- DOCUMENT TEXT:
⁂
The Reemergence of Microgrids - Part 2
Below is the secd part of this paper. The first part was posted yesterday (link below).
1.Integrating Microgrids and Utility Grids
I am going to digress to my comfort zone and consider investor-owned utilities (IOUs) and grid management primarily as they exist in California (where I reside). That is, very large IOUs that are closely regulated by the Public Utility Commission, and smaller publically-owned utilities that participate in IOU/PUC processes. California has a large state-wide Independent System Operator that is involved in these processes. We also have the California Energy Commission that participates and frequently supports regulatory actions with development activities. And (of course) there are several consumer advocate groups that also participate, as do major utility vendors.
Thus all regulatory actions, and projects that lead to processes are large, complex and slow. The good news is most voices are heard and reasonably considered, and most regulatory changes are by consensus.
The main impacts to this document that will come from using the above process as a model is that: (1) we will assume the evolution of the relationships between microgrids and grids will be a rational process; (2) this process and the resulting regulatory framework will serve the best interests society in general; (3) the needs of most stake-holders will be considered, and (4) this process will follow past processes in the way it plays out.
⁂
- RECORDS PROVIDED:
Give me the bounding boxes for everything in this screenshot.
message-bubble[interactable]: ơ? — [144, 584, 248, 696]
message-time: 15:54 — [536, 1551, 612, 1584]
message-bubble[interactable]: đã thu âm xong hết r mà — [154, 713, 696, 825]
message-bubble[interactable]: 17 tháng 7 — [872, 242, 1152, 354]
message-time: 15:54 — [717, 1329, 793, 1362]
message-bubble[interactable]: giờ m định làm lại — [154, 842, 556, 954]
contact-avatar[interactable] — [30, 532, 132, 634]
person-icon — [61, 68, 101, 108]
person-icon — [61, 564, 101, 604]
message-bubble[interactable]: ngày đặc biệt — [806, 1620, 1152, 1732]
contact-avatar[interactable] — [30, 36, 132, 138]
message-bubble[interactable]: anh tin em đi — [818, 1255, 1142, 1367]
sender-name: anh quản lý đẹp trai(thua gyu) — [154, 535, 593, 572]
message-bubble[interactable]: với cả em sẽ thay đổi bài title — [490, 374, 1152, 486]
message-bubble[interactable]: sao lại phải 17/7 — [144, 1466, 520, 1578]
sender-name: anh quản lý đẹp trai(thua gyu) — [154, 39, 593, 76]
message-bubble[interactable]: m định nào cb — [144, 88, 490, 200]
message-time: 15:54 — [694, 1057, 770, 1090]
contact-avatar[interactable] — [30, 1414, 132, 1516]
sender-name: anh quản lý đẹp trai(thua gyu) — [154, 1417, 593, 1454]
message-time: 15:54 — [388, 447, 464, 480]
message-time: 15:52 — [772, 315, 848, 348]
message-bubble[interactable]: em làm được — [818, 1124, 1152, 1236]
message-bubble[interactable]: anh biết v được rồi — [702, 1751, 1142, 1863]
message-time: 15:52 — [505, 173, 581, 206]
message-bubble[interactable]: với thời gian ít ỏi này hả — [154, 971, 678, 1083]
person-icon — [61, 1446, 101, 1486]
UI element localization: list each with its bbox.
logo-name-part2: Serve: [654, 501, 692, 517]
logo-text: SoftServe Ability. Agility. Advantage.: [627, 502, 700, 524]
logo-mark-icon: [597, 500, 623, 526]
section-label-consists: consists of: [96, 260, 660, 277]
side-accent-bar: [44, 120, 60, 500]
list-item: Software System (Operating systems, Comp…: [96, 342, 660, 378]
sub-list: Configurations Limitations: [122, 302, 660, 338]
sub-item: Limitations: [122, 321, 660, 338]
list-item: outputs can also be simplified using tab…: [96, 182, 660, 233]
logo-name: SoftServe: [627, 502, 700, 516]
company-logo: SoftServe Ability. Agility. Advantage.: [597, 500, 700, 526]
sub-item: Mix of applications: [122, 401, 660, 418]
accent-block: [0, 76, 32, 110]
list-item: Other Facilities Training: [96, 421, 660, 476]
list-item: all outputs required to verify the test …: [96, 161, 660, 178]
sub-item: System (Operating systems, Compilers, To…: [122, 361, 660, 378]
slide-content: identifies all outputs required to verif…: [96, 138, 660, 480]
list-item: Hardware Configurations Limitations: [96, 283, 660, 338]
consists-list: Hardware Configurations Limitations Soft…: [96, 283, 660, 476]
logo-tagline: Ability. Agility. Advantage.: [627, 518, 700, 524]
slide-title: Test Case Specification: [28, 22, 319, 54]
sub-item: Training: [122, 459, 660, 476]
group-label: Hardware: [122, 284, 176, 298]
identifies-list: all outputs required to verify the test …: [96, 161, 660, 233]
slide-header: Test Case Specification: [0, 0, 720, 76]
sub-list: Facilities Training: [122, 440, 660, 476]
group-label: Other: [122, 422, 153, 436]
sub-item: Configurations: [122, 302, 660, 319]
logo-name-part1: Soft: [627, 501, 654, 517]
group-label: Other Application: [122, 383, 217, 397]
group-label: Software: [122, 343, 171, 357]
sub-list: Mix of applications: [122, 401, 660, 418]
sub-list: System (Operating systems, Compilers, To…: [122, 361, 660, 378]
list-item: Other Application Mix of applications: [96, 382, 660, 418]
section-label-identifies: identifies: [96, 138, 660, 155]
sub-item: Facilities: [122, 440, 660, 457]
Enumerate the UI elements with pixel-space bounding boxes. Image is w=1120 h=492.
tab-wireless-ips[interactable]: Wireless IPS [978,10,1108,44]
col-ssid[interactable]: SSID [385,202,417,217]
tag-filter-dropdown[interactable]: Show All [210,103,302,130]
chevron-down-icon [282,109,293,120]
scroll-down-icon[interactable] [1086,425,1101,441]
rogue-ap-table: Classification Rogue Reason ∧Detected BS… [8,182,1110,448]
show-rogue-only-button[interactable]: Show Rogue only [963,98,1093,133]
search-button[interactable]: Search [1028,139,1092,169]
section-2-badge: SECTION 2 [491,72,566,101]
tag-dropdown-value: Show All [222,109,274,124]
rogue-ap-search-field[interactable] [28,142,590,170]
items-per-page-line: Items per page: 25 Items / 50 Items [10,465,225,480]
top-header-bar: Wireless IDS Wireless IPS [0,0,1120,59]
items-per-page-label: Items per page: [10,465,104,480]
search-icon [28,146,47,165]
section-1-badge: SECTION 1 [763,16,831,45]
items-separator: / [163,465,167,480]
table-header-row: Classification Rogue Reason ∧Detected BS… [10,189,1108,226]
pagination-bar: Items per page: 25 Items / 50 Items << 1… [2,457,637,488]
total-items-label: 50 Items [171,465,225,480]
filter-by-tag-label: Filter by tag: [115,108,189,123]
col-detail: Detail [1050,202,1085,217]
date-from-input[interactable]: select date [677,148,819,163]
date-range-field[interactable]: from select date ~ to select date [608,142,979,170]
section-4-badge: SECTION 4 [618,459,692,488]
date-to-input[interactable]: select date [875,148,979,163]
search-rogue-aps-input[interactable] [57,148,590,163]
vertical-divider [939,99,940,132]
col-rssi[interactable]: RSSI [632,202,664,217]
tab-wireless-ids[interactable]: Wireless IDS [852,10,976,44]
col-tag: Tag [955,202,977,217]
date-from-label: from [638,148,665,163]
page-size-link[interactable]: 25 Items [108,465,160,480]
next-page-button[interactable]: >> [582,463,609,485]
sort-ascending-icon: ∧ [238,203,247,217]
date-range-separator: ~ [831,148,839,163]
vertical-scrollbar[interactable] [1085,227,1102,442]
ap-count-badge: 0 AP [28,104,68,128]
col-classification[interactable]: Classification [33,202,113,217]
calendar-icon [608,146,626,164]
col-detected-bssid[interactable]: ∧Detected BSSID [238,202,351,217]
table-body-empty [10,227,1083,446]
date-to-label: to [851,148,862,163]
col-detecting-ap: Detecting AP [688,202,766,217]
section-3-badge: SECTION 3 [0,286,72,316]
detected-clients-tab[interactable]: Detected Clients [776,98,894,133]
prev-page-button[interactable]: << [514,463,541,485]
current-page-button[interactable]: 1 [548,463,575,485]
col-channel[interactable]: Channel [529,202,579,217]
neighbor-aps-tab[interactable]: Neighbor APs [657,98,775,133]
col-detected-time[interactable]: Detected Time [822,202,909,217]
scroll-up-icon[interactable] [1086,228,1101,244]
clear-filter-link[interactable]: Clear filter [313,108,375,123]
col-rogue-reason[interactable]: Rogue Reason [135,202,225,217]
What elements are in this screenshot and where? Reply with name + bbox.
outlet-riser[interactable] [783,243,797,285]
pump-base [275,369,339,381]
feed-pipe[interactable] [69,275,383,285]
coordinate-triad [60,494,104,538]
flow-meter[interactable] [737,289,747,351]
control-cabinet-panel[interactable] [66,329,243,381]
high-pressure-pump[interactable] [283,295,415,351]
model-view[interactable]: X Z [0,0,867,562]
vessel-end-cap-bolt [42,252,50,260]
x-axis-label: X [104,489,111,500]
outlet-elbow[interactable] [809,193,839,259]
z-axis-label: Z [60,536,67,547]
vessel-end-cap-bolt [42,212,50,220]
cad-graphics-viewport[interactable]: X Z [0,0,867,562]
⁂
- GIVEN REQUEST: Carry on the microgrid paper from its last sentence. The rows are separate material from the microgrid paper.

- OUTPUT FOR THIS EXERCISE:
The procedures and environment in other states may be different from the above process.
The table below lists potential stake-holders as well as the benefits that they could derive from a large facility’s microgrid. Note that the facility owner and manager are included for comparison.
Potential Benefits from Microgrid
Facility owner/ manager
Operational and financial efficiency
Low energy cost
High energy reliability
Sustainable business practices
Generation utility or electric service provider (ESP)
Financial success, sales of electricity
Offerings with the flexibility to maximize the value of on- and off-site energy production and storage
Potential collaboration in developing on-site energy and tighter relationship with facility owner/manager
Distribution electric utility
Financial success, reliability of service, positive public relations
Voltage regulation service
Defer substation upgrades
Transmission electric utility
Financial success, reliability of service, positive public relations
Frequency regulation service
Spinning reserve service
Defer substation upgrades
Alleviate transmission constraints
Grid efficiency and reliability
Same as transmission electric utility
Utility regulator/ PUC/other state government entities
Rate-fairness, public safety, public perception
Model for more efficient energy usage, thus moderating rates
Sustainable electricity & gas delivery
Enhanced public safety
Other electricity users
Low-cost, high availability and quality power
Microgrid functions extended out from facility to support other loads
Voltage regulation service
If we look at all of the secondary stake-holders (that is, all of the above but the facility owner/manager), and the benefits they might derive from the advanced energy system, the common theme is collaboration to extend the benefits of these systems outside of the host facilities.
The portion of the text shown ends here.